> _Instruction_: Identify the lines that contain the string "University", then copy each of them.

[Start]

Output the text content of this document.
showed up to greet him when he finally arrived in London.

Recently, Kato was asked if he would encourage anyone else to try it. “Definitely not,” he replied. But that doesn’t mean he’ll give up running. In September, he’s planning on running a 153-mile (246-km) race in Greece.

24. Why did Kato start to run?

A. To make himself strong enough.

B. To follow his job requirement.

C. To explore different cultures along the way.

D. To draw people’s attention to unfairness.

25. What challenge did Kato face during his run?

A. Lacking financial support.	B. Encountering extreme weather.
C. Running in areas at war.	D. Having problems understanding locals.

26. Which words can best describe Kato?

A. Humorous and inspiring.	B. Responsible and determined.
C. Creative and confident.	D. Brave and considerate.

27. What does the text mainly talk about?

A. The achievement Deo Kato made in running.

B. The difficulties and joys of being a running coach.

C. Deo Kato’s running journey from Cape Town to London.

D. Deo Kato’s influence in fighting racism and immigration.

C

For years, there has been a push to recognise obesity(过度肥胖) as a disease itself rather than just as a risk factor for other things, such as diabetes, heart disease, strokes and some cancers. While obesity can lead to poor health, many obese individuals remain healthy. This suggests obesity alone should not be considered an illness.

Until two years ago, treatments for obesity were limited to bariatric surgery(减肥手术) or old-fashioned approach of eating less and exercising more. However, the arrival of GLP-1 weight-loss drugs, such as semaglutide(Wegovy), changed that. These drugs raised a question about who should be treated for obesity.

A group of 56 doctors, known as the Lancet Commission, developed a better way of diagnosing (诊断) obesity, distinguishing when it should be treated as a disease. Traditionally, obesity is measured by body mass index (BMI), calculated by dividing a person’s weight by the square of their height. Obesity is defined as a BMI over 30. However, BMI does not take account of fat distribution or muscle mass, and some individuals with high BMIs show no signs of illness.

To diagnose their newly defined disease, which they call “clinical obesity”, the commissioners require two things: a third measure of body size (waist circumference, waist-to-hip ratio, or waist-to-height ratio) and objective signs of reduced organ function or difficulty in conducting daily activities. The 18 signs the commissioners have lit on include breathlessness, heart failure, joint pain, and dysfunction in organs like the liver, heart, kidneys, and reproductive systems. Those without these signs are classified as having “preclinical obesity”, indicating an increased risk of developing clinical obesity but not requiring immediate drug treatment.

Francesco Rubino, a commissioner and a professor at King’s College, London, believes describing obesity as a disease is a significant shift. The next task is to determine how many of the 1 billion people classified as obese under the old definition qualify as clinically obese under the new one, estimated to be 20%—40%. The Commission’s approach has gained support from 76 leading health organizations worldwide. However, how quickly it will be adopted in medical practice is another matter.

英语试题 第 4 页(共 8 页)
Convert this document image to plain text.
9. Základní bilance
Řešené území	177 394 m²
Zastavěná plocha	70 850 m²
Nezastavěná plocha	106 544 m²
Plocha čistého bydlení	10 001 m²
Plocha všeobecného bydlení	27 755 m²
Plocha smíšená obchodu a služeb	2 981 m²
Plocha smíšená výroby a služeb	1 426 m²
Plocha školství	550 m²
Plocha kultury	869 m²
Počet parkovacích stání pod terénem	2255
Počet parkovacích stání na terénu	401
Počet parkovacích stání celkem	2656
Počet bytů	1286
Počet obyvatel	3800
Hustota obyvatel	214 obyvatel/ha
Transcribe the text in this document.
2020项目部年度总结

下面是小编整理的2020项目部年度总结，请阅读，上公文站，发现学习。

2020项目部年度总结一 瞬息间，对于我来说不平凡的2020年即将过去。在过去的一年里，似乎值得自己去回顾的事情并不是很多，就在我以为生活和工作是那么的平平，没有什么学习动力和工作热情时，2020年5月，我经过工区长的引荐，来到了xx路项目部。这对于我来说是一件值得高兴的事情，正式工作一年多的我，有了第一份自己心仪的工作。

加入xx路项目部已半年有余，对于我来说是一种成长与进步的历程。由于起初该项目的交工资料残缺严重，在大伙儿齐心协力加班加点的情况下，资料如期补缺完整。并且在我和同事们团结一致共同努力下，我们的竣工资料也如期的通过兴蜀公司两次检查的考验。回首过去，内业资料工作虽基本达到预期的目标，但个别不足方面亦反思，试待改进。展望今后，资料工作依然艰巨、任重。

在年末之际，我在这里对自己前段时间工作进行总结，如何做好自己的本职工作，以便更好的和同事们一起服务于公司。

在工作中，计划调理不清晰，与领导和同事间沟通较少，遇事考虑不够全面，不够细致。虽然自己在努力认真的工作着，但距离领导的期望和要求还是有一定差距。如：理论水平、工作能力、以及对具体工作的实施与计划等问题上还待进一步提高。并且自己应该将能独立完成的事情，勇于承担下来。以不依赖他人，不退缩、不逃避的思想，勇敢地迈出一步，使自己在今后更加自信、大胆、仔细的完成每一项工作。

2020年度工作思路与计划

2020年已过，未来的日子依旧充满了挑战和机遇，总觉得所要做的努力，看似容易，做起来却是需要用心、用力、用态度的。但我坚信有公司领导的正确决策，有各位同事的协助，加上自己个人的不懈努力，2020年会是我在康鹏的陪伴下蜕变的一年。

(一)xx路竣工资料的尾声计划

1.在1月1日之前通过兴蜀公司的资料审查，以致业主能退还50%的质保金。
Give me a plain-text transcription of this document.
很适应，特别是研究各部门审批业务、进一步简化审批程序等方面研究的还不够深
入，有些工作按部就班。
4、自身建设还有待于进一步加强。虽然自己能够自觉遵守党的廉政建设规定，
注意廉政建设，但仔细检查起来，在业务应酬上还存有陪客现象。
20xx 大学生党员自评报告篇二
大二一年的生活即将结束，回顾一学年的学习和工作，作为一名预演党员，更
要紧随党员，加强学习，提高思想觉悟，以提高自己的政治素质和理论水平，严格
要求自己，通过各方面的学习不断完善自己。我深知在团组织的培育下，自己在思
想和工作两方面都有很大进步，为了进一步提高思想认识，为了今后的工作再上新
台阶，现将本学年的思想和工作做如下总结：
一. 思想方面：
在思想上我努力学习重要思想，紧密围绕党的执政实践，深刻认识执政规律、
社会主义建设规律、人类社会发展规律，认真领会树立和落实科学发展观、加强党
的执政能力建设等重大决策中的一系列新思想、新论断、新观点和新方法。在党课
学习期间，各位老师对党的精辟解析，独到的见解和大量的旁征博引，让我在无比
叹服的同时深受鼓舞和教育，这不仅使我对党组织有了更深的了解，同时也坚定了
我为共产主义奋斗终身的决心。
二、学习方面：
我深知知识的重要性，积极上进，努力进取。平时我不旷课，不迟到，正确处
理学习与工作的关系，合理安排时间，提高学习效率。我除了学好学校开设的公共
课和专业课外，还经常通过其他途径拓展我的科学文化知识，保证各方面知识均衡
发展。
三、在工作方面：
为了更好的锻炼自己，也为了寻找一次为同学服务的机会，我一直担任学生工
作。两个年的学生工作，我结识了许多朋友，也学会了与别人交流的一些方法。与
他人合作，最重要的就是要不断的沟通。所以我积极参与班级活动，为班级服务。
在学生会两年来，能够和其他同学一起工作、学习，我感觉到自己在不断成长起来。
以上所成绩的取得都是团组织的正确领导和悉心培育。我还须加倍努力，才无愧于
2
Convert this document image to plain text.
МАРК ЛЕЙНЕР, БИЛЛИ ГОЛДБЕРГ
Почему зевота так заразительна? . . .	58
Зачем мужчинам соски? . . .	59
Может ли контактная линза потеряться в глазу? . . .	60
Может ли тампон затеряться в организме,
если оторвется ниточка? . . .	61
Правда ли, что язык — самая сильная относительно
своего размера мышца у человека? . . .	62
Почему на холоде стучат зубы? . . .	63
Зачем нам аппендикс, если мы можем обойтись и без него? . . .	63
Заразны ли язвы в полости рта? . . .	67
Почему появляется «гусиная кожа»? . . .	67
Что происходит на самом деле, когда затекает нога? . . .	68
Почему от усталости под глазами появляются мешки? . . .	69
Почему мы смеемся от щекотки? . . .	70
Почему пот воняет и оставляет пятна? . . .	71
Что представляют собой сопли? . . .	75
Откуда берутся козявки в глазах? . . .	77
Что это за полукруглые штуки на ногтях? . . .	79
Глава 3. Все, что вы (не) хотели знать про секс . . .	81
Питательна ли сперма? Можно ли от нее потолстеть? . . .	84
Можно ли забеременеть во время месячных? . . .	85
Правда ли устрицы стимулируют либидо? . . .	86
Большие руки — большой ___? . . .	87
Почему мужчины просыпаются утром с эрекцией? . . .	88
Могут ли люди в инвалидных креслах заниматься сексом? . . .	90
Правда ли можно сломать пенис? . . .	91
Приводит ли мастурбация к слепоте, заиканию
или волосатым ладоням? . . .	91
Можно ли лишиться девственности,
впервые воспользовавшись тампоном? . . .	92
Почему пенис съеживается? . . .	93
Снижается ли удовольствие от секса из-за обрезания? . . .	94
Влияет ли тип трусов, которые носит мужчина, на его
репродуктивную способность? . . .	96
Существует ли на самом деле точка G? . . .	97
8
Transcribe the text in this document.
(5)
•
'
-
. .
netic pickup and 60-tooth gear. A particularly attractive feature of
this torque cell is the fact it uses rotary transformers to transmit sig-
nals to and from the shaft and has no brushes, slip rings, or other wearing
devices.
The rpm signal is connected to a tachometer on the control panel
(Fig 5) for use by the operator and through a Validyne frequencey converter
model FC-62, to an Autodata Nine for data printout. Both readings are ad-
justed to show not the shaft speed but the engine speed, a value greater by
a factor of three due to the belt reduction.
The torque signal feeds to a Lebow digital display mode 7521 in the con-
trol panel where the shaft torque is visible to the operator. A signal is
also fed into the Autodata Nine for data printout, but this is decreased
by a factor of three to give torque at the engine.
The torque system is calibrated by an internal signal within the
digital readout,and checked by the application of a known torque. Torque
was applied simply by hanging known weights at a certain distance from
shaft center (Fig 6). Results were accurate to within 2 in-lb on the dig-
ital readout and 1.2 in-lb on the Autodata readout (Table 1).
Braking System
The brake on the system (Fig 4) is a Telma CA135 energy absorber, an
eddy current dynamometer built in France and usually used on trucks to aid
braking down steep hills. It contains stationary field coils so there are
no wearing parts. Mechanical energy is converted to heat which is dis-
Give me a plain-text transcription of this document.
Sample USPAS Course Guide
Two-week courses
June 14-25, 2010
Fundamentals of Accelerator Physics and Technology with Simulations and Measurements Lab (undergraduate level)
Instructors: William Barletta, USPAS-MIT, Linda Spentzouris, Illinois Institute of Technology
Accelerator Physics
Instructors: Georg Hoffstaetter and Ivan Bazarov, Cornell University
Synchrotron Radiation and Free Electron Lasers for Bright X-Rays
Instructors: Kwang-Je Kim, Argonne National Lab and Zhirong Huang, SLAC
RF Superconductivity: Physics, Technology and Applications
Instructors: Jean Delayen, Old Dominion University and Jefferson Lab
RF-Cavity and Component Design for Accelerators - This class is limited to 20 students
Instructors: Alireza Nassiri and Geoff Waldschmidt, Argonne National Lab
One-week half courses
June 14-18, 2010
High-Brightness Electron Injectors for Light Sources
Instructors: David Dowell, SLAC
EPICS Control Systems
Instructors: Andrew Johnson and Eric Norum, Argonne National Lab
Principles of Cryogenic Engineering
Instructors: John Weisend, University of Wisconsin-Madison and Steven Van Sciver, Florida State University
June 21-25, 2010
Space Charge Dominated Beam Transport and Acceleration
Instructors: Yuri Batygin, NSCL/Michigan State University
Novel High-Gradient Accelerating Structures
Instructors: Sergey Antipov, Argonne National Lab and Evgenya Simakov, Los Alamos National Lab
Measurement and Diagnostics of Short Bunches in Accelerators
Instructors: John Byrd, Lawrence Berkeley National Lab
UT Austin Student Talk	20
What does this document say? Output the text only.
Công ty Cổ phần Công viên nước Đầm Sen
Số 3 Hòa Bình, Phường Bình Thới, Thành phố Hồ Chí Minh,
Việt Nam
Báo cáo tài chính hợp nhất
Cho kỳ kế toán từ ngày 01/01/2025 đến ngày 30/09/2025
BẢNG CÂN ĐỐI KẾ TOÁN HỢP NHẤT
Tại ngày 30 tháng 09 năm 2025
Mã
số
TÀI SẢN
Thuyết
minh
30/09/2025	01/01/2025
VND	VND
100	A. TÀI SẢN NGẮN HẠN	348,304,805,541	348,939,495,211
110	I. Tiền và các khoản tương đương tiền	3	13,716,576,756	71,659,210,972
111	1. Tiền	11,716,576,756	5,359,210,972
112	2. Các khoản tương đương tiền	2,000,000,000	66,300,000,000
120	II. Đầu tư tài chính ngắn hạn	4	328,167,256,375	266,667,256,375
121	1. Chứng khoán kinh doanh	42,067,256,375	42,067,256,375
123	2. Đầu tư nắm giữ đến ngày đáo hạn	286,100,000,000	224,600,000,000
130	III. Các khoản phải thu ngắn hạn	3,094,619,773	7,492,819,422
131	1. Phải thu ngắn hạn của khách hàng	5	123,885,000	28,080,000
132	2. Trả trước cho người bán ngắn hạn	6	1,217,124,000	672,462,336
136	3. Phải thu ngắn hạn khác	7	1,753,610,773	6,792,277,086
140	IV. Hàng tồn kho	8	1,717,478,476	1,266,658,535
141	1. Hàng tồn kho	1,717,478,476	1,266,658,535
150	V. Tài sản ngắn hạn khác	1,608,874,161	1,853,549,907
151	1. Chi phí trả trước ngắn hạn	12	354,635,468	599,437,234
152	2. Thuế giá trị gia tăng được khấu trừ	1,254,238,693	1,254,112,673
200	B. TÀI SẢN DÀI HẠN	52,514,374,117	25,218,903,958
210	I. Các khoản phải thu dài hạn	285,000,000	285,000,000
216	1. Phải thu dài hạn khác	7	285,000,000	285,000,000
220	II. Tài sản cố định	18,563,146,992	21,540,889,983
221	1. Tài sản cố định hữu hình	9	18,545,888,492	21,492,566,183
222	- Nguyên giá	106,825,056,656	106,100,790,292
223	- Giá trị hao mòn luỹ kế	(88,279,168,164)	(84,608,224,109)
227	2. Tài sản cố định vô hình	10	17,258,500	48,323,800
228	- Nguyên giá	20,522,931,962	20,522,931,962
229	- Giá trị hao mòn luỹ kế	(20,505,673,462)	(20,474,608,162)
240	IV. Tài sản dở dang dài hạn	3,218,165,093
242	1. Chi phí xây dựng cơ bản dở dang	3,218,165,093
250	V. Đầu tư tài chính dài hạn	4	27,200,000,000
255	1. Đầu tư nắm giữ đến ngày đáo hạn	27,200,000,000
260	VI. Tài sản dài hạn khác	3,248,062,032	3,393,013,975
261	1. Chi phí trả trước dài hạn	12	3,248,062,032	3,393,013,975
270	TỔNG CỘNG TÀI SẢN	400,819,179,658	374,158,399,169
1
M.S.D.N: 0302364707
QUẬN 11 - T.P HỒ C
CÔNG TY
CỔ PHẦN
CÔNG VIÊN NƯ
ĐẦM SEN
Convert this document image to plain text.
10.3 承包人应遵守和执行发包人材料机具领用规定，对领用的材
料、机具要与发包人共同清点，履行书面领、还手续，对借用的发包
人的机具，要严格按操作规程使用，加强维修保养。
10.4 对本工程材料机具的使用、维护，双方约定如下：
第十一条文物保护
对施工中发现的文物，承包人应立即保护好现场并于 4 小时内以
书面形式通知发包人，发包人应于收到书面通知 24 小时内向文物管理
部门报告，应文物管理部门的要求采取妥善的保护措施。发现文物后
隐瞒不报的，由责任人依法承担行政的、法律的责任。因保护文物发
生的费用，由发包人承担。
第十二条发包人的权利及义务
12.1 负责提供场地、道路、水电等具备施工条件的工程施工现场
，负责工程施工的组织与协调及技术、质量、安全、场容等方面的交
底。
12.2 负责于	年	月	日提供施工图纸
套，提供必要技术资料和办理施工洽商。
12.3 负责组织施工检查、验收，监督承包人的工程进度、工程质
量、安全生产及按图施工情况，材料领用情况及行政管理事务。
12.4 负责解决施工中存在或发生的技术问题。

[End]

> _Task answer_:
Instructors: Georg Hoffstaetter and Ivan Bazarov, Cornell University
Instructors: Jean Delayen, Old Dominion University and Jefferson Lab
Instructors: John Weisend, University of Wisconsin-Madison and Steven Van Sciver, Florida State University
Instructors: Yuri Batygin, NSCL/Michigan State University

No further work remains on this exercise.